Given request: State how many lines include "High", giving the number by itself.

[BEGIN Extracted material]

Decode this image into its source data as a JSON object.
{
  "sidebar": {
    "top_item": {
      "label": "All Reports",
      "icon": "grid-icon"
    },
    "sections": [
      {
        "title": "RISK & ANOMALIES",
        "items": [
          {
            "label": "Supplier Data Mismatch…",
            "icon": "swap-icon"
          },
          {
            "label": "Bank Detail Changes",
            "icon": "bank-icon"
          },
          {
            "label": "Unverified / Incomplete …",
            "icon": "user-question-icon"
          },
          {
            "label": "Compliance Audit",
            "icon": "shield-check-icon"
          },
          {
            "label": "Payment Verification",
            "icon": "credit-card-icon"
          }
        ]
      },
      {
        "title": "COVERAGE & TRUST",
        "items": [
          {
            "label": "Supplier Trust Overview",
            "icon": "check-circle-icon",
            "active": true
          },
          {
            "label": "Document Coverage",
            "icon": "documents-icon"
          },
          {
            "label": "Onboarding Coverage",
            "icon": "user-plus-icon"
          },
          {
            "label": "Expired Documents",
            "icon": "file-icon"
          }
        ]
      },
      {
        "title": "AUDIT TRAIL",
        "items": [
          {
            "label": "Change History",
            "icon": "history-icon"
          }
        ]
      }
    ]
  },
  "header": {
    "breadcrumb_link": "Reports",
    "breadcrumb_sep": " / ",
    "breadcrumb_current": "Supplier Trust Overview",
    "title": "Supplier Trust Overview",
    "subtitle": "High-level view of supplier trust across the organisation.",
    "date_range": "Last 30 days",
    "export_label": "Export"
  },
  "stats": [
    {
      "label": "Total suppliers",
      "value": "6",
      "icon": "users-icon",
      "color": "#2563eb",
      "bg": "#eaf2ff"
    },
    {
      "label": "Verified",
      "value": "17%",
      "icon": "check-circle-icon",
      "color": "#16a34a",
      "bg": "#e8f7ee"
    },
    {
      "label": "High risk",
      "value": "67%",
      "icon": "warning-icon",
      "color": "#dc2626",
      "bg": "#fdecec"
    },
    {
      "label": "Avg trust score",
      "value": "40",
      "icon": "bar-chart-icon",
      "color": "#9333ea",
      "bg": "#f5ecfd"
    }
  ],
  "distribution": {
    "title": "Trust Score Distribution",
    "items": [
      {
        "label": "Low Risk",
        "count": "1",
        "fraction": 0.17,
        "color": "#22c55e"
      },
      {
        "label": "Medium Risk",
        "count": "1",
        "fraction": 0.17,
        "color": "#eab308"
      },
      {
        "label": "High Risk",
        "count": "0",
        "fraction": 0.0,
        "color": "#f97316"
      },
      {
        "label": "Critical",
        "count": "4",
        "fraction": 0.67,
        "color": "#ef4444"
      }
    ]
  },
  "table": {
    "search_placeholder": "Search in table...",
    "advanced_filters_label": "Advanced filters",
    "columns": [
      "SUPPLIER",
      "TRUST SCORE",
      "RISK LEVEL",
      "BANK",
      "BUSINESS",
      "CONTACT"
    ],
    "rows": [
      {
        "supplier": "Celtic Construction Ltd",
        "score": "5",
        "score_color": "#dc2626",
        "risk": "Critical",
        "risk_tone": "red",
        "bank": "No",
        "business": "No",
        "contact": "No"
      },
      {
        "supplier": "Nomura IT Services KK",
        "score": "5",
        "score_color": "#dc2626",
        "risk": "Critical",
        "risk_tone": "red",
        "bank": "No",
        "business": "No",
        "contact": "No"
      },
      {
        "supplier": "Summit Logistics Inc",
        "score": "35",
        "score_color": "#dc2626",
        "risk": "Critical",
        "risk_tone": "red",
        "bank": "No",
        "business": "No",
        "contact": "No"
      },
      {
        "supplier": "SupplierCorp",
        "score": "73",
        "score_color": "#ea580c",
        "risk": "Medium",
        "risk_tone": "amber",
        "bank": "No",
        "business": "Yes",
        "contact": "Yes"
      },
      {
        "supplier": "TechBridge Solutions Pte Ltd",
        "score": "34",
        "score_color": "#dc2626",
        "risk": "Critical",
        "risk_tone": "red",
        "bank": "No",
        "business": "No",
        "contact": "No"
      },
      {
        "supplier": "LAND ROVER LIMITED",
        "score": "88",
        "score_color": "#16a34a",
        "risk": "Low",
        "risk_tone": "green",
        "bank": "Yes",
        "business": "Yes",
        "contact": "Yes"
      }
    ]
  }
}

[END Extracted material]

Solution below: 3